* _Extracted data_:

## BEGIN

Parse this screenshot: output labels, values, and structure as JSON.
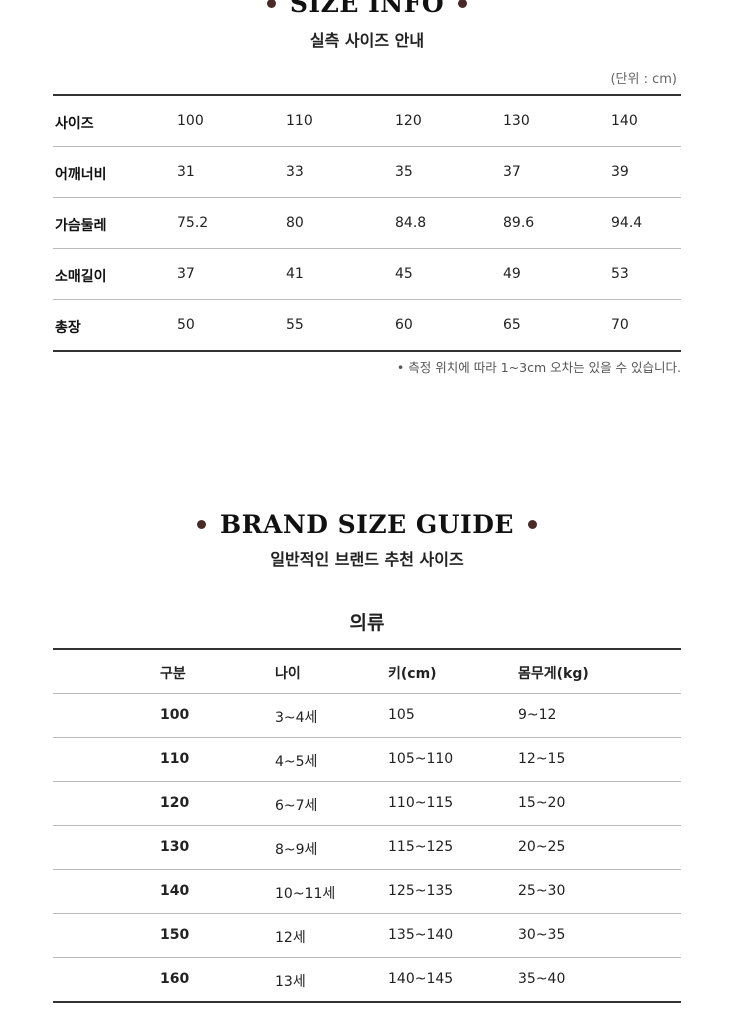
{
  "size_info": {
    "title": "SIZE INFO",
    "subtitle": "실측 사이즈 안내",
    "unit": "(단위 : cm)",
    "rows": [
      {
        "label": "사이즈",
        "values": [
          "100",
          "110",
          "120",
          "130",
          "140"
        ]
      },
      {
        "label": "어깨너비",
        "values": [
          "31",
          "33",
          "35",
          "37",
          "39"
        ]
      },
      {
        "label": "가슴둘레",
        "values": [
          "75.2",
          "80",
          "84.8",
          "89.6",
          "94.4"
        ]
      },
      {
        "label": "소매길이",
        "values": [
          "37",
          "41",
          "45",
          "49",
          "53"
        ]
      },
      {
        "label": "총장",
        "values": [
          "50",
          "55",
          "60",
          "65",
          "70"
        ]
      }
    ],
    "note": "• 측정 위치에 따라 1~3cm 오차는 있을 수 있습니다."
  },
  "brand_guide": {
    "title": "BRAND SIZE GUIDE",
    "subtitle": "일반적인 브랜드 추천 사이즈",
    "category": "의류",
    "headers": [
      "구분",
      "나이",
      "키(cm)",
      "몸무게(kg)"
    ],
    "rows": [
      [
        "100",
        "3~4세",
        "105",
        "9~12"
      ],
      [
        "110",
        "4~5세",
        "105~110",
        "12~15"
      ],
      [
        "120",
        "6~7세",
        "110~115",
        "15~20"
      ],
      [
        "130",
        "8~9세",
        "115~125",
        "20~25"
      ],
      [
        "140",
        "10~11세",
        "125~135",
        "25~30"
      ],
      [
        "150",
        "12세",
        "135~140",
        "30~35"
      ],
      [
        "160",
        "13세",
        "140~145",
        "35~40"
      ]
    ]
  },
  "colors": {
    "accent_dot": "#4a2a26"
  }
}
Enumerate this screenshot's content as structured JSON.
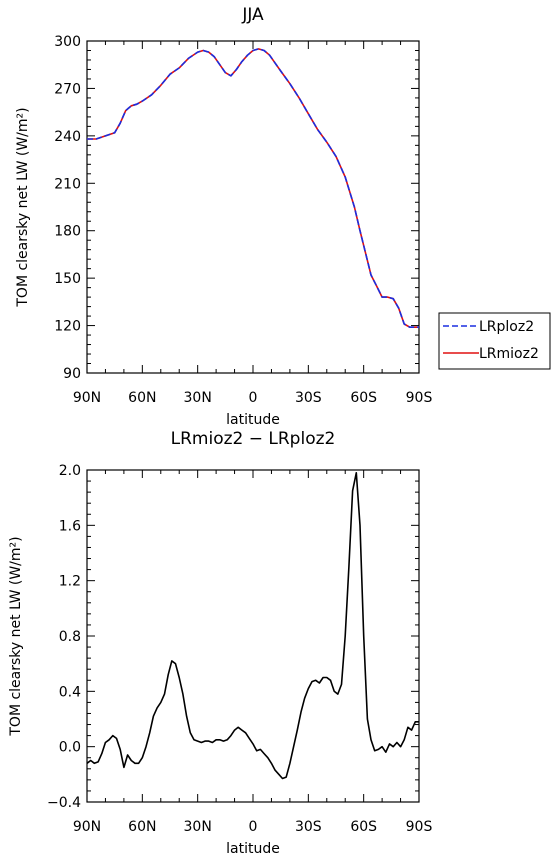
{
  "chart_data": [
    {
      "type": "line",
      "title": "JJA",
      "xlabel": "latitude",
      "ylabel": "TOM clearsky net LW (W/m²)",
      "x_ticks": [
        {
          "v": 90,
          "label": "90N"
        },
        {
          "v": 60,
          "label": "60N"
        },
        {
          "v": 30,
          "label": "30N"
        },
        {
          "v": 0,
          "label": "0"
        },
        {
          "v": -30,
          "label": "30S"
        },
        {
          "v": -60,
          "label": "60S"
        },
        {
          "v": -90,
          "label": "90S"
        }
      ],
      "xlim": [
        90,
        -90
      ],
      "ylim": [
        90,
        300
      ],
      "y_ticks": [
        90,
        120,
        150,
        180,
        210,
        240,
        270,
        300
      ],
      "legend_position": "right",
      "series": [
        {
          "name": "LRploz2",
          "color": "#1a2ee0",
          "dash": "dashed",
          "x": [
            90,
            85,
            80,
            75,
            72,
            69,
            66,
            63,
            60,
            55,
            50,
            45,
            40,
            35,
            30,
            27,
            24,
            21,
            18,
            15,
            12,
            9,
            6,
            3,
            0,
            -3,
            -6,
            -9,
            -12,
            -15,
            -20,
            -25,
            -30,
            -35,
            -40,
            -45,
            -50,
            -55,
            -58,
            -61,
            -64,
            -67,
            -70,
            -73,
            -76,
            -79,
            -82,
            -85,
            -87,
            -89,
            -90
          ],
          "y": [
            238,
            238,
            240,
            242,
            248,
            256,
            259,
            260,
            262,
            266,
            272,
            279,
            283,
            289,
            293,
            294,
            293,
            290,
            285,
            280,
            278,
            282,
            287,
            291,
            294,
            295,
            294,
            291,
            286,
            281,
            273,
            264,
            254,
            244,
            236,
            227,
            214,
            195,
            180,
            166,
            152,
            145,
            138,
            138,
            137,
            131,
            121,
            119,
            119,
            119,
            119
          ]
        },
        {
          "name": "LRmioz2",
          "color": "#e01010",
          "dash": "solid",
          "x": [
            90,
            85,
            80,
            75,
            72,
            69,
            66,
            63,
            60,
            55,
            50,
            45,
            40,
            35,
            30,
            27,
            24,
            21,
            18,
            15,
            12,
            9,
            6,
            3,
            0,
            -3,
            -6,
            -9,
            -12,
            -15,
            -20,
            -25,
            -30,
            -35,
            -40,
            -45,
            -50,
            -55,
            -58,
            -61,
            -64,
            -67,
            -70,
            -73,
            -76,
            -79,
            -82,
            -85,
            -87,
            -89,
            -90
          ],
          "y": [
            238,
            238,
            240,
            242,
            248,
            256,
            259,
            260,
            262,
            266,
            272,
            279,
            283,
            289,
            293,
            294,
            293,
            290,
            285,
            280,
            278,
            282,
            287,
            291,
            294,
            295,
            294,
            291,
            286,
            281,
            273,
            264,
            254,
            244,
            236,
            227,
            214,
            195,
            180,
            166,
            152,
            145,
            138,
            138,
            137,
            131,
            121,
            119,
            119,
            119,
            119
          ]
        }
      ]
    },
    {
      "type": "line",
      "title": "LRmioz2 − LRploz2",
      "xlabel": "latitude",
      "ylabel": "TOM clearsky net LW (W/m²)",
      "x_ticks": [
        {
          "v": 90,
          "label": "90N"
        },
        {
          "v": 60,
          "label": "60N"
        },
        {
          "v": 30,
          "label": "30N"
        },
        {
          "v": 0,
          "label": "0"
        },
        {
          "v": -30,
          "label": "30S"
        },
        {
          "v": -60,
          "label": "60S"
        },
        {
          "v": -90,
          "label": "90S"
        }
      ],
      "xlim": [
        90,
        -90
      ],
      "ylim": [
        -0.4,
        2.0
      ],
      "y_ticks": [
        {
          "v": -0.4,
          "label": "−0.4"
        },
        {
          "v": 0.0,
          "label": "0.0"
        },
        {
          "v": 0.4,
          "label": "0.4"
        },
        {
          "v": 0.8,
          "label": "0.8"
        },
        {
          "v": 1.2,
          "label": "1.2"
        },
        {
          "v": 1.6,
          "label": "1.6"
        },
        {
          "v": 2.0,
          "label": "2.0"
        }
      ],
      "series": [
        {
          "color": "#000000",
          "x": [
            90,
            88,
            86,
            84,
            82,
            80,
            78,
            76,
            74,
            72,
            70,
            68,
            66,
            64,
            62,
            60,
            58,
            56,
            54,
            52,
            50,
            48,
            46,
            44,
            42,
            40,
            38,
            36,
            34,
            32,
            30,
            28,
            26,
            24,
            22,
            20,
            18,
            16,
            14,
            12,
            10,
            8,
            6,
            4,
            2,
            0,
            -2,
            -4,
            -6,
            -8,
            -10,
            -12,
            -14,
            -16,
            -18,
            -20,
            -22,
            -24,
            -26,
            -28,
            -30,
            -32,
            -34,
            -36,
            -38,
            -40,
            -42,
            -44,
            -46,
            -48,
            -50,
            -52,
            -54,
            -56,
            -58,
            -60,
            -62,
            -64,
            -66,
            -68,
            -70,
            -72,
            -74,
            -76,
            -78,
            -80,
            -82,
            -84,
            -86,
            -88,
            -90
          ],
          "y": [
            -0.12,
            -0.1,
            -0.12,
            -0.11,
            -0.05,
            0.03,
            0.05,
            0.08,
            0.06,
            -0.02,
            -0.15,
            -0.06,
            -0.1,
            -0.12,
            -0.12,
            -0.08,
            0.0,
            0.1,
            0.22,
            0.28,
            0.32,
            0.38,
            0.52,
            0.62,
            0.6,
            0.5,
            0.38,
            0.22,
            0.1,
            0.05,
            0.04,
            0.03,
            0.04,
            0.04,
            0.03,
            0.05,
            0.05,
            0.04,
            0.05,
            0.08,
            0.12,
            0.14,
            0.12,
            0.1,
            0.06,
            0.02,
            -0.03,
            -0.02,
            -0.05,
            -0.08,
            -0.12,
            -0.17,
            -0.2,
            -0.23,
            -0.22,
            -0.12,
            0.0,
            0.12,
            0.25,
            0.35,
            0.42,
            0.47,
            0.48,
            0.46,
            0.5,
            0.5,
            0.48,
            0.4,
            0.38,
            0.45,
            0.8,
            1.3,
            1.85,
            1.98,
            1.6,
            0.8,
            0.2,
            0.05,
            -0.03,
            -0.02,
            0.0,
            -0.04,
            0.02,
            0.0,
            0.03,
            0.0,
            0.05,
            0.14,
            0.12,
            0.18,
            0.18
          ]
        }
      ]
    }
  ]
}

## END

* _Task prompt_:
Only the number is wanted: how many lines of the material above include the word "JSON"?

* _Written response_:
2